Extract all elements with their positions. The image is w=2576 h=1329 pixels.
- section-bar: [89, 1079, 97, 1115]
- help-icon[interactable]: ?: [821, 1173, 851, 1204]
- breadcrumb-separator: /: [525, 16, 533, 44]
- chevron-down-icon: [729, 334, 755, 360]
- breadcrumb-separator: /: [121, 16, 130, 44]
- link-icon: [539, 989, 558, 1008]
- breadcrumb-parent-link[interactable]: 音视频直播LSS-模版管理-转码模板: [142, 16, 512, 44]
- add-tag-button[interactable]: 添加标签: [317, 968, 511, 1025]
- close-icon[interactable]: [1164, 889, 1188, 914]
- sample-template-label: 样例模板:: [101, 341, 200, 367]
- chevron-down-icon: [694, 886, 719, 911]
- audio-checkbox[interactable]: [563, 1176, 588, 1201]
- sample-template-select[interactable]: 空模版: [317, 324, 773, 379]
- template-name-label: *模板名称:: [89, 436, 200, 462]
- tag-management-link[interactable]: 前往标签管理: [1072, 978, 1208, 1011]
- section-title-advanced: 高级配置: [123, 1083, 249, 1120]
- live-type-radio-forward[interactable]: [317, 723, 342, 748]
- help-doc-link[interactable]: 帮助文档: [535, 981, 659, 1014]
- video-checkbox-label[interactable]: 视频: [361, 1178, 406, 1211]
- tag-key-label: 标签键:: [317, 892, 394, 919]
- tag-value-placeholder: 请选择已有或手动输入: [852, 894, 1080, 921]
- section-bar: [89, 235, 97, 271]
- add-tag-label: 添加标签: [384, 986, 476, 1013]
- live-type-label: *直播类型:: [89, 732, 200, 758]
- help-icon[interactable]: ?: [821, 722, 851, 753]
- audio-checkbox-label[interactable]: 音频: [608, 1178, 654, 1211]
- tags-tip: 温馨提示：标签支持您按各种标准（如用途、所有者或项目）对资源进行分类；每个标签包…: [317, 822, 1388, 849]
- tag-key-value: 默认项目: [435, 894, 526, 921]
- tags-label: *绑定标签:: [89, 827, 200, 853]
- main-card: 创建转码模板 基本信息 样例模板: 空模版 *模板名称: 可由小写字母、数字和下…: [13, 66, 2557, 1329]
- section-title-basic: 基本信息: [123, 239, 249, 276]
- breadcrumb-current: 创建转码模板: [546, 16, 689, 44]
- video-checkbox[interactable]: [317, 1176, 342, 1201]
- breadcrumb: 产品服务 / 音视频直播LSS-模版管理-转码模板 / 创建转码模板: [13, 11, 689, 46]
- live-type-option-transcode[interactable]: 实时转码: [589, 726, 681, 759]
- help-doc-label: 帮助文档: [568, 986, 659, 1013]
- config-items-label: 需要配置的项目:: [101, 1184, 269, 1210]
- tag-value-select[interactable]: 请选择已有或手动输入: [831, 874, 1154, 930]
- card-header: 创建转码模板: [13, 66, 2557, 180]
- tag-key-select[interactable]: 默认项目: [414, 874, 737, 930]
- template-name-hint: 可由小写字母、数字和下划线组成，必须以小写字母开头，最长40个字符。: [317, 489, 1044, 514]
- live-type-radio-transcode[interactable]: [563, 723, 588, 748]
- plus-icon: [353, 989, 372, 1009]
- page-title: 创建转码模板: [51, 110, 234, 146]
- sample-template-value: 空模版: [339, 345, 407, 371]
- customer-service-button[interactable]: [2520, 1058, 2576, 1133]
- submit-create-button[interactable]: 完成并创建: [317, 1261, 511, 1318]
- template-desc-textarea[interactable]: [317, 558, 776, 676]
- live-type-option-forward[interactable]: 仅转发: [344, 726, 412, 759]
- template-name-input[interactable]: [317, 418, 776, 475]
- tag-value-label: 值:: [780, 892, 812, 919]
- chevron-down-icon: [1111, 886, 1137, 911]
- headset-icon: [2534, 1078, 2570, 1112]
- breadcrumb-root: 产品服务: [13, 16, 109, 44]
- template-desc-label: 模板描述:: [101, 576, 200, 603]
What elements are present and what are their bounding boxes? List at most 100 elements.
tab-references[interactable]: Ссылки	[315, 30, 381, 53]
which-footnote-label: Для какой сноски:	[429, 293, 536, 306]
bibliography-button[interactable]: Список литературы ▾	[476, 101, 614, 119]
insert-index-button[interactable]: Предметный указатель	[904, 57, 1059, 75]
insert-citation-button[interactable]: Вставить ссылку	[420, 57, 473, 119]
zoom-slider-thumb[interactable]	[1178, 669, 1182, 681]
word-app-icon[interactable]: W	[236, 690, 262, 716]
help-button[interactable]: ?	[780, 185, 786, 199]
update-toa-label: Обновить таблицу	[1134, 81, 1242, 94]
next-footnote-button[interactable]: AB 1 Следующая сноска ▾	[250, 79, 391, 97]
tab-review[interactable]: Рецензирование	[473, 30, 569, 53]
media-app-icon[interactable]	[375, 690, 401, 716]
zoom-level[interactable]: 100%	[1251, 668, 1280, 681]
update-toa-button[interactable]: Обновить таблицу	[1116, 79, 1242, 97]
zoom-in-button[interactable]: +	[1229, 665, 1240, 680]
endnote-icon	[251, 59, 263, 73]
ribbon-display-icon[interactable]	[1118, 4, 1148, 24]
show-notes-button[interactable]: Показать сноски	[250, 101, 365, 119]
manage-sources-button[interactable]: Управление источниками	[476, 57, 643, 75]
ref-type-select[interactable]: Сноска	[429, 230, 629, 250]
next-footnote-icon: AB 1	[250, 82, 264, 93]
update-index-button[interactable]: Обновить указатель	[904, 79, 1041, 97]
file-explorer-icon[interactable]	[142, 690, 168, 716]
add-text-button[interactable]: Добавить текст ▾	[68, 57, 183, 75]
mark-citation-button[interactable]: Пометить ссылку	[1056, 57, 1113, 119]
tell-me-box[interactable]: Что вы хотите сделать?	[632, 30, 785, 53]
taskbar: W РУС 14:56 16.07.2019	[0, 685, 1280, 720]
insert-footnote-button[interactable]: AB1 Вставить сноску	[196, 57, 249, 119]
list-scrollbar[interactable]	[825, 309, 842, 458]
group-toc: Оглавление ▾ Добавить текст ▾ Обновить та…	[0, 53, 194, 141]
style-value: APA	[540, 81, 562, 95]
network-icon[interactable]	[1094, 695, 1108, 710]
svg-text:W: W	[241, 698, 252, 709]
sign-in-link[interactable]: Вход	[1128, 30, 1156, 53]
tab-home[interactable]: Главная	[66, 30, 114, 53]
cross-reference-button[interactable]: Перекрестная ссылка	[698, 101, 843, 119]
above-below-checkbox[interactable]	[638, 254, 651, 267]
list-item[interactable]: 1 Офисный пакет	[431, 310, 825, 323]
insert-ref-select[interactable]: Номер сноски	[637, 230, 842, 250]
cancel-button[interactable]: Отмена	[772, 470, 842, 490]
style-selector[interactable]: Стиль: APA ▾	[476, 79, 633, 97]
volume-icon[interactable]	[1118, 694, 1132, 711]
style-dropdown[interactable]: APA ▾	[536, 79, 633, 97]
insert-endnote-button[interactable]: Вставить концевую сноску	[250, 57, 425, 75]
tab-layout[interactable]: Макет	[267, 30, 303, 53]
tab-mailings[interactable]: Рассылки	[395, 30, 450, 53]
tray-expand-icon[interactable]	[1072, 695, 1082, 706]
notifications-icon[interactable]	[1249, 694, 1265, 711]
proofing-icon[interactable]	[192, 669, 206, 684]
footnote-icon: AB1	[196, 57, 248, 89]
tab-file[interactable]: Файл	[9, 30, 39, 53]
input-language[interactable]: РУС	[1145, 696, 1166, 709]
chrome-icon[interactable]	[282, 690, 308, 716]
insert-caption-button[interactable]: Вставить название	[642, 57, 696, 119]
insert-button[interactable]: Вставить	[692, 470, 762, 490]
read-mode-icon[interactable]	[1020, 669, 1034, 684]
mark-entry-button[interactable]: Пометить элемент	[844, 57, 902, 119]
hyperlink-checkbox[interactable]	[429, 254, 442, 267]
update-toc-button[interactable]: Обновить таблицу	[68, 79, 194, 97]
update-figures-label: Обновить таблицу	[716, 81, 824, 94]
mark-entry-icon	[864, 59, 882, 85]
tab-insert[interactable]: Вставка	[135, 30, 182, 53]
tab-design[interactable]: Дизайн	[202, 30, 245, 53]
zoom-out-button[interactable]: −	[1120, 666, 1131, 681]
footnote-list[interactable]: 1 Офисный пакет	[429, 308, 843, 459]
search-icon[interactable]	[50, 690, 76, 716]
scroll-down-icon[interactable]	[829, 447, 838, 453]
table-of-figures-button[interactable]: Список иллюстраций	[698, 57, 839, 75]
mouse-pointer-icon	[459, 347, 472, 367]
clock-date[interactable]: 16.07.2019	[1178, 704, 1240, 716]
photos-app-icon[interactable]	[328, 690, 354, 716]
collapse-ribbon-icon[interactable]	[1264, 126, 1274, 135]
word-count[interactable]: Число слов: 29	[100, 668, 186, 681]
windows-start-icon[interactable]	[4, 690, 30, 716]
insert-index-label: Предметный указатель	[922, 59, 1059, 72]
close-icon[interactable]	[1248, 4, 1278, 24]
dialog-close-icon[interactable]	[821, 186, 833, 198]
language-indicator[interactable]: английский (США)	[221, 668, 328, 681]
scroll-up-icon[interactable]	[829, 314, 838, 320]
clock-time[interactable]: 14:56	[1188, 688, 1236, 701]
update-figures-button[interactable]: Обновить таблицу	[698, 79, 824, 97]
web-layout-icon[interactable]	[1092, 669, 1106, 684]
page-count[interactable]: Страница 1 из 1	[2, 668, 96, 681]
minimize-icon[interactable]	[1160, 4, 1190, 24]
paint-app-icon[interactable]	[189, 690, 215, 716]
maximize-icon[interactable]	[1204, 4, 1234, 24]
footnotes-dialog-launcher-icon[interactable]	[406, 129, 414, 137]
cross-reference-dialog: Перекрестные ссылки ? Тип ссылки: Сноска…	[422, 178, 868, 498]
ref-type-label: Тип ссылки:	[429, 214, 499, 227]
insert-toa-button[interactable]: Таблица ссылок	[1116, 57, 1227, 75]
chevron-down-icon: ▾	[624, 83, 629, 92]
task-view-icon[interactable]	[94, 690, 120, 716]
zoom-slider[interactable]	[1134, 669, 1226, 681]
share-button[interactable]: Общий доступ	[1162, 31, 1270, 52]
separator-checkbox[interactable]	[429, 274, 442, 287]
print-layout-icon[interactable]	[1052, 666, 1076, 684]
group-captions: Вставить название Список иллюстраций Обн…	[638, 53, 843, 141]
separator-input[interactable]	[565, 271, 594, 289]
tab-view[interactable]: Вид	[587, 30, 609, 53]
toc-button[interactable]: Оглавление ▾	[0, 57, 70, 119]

SHORT PROBLEM: Please swap "chevron-down-icon" for "arrow-down-icon" in the material, starting with its first line and going on through the line with "- section-title-advanced: 高级配置: [123, 1083, 249, 1120]". Return only those lines, with everything else left unchanged.

REPLY:
Extract all elements with their positions. The image is w=2576 h=1329 pixels.
- section-bar: [89, 1079, 97, 1115]
- help-icon[interactable]: ?: [821, 1173, 851, 1204]
- breadcrumb-separator: /: [525, 16, 533, 44]
- arrow-down-icon: [729, 334, 755, 360]
- breadcrumb-separator: /: [121, 16, 130, 44]
- link-icon: [539, 989, 558, 1008]
- breadcrumb-parent-link[interactable]: 音视频直播LSS-模版管理-转码模板: [142, 16, 512, 44]
- add-tag-button[interactable]: 添加标签: [317, 968, 511, 1025]
- close-icon[interactable]: [1164, 889, 1188, 914]
- sample-template-label: 样例模板:: [101, 341, 200, 367]
- arrow-down-icon: [694, 886, 719, 911]
- audio-checkbox[interactable]: [563, 1176, 588, 1201]
- sample-template-select[interactable]: 空模版: [317, 324, 773, 379]
- template-name-label: *模板名称:: [89, 436, 200, 462]
- tag-management-link[interactable]: 前往标签管理: [1072, 978, 1208, 1011]
- section-title-advanced: 高级配置: [123, 1083, 249, 1120]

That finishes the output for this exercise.